— Supplied entries —
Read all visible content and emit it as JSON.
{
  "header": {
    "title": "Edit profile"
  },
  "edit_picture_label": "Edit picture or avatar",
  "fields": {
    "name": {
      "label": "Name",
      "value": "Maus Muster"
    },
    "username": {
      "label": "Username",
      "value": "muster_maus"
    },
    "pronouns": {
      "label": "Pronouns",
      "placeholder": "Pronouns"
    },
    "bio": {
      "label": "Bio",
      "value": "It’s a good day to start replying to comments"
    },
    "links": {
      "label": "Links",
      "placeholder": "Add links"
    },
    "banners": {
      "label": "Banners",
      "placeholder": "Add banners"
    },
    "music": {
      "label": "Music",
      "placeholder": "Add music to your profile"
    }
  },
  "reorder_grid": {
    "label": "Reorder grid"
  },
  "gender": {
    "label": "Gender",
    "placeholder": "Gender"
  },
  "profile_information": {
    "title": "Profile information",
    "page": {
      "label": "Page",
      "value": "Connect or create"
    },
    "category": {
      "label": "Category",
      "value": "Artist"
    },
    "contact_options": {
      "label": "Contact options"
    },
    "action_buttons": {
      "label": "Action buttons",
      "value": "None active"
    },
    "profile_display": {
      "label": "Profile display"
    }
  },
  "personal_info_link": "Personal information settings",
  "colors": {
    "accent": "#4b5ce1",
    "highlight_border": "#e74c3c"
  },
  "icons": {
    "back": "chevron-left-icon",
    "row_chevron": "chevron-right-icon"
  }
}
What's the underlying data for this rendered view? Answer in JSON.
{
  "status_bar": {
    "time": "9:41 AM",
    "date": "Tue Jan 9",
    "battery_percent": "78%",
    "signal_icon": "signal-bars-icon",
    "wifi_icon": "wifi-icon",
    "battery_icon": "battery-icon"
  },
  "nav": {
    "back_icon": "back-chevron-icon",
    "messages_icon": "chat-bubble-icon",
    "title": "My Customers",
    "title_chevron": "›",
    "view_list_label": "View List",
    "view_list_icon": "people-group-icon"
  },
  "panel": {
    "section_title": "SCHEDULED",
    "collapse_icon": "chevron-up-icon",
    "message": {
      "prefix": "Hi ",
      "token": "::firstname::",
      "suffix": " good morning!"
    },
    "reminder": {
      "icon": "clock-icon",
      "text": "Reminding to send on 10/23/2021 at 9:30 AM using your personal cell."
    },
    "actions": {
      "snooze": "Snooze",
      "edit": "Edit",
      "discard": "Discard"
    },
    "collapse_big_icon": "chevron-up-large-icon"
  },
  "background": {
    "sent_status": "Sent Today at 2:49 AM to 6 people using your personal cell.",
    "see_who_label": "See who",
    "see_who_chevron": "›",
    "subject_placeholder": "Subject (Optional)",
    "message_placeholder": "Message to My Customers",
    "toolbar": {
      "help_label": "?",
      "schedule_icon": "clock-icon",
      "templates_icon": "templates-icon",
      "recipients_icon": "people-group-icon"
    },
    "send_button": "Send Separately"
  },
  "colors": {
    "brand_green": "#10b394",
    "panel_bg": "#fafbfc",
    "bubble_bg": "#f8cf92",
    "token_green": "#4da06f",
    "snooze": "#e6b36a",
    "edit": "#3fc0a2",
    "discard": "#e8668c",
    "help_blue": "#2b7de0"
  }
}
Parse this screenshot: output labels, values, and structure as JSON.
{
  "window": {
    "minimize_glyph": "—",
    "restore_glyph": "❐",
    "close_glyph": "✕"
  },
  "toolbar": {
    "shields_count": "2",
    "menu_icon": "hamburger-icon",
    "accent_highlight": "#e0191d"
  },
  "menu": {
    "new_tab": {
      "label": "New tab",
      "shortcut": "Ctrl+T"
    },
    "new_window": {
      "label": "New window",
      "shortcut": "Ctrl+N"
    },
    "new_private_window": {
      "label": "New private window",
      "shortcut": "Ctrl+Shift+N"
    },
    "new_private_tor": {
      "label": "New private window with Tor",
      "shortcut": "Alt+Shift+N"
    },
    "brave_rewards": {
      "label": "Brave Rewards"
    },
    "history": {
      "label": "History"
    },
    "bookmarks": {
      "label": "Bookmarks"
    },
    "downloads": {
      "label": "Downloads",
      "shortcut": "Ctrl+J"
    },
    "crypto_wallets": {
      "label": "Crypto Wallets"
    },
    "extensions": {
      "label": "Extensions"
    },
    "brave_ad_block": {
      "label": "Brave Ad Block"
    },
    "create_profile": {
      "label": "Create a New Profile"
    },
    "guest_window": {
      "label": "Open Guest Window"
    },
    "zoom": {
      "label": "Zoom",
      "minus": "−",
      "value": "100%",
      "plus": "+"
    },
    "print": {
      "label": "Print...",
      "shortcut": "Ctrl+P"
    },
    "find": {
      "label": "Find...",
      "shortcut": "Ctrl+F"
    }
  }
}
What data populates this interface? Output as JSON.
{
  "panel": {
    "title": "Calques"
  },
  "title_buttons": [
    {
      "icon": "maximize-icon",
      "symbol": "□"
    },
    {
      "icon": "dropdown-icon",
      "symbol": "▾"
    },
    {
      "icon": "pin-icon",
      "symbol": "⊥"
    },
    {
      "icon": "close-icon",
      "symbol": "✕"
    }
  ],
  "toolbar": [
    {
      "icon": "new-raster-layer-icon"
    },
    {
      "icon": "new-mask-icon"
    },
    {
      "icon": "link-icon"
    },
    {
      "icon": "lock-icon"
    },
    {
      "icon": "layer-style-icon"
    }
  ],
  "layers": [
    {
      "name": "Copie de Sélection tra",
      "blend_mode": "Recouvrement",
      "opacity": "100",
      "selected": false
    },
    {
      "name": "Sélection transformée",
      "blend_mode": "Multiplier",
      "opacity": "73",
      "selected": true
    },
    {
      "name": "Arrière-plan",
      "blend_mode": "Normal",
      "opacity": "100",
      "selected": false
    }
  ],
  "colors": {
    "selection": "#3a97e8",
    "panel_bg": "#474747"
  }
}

— What is expected —
Each line that holds the word "shortcut" is to be copied.

— Written answer —
      "shortcut": "Ctrl+T"
      "shortcut": "Ctrl+N"
      "shortcut": "Ctrl+Shift+N"
      "shortcut": "Alt+Shift+N"
      "shortcut": "Ctrl+J"
      "shortcut": "Ctrl+P"
      "shortcut": "Ctrl+F"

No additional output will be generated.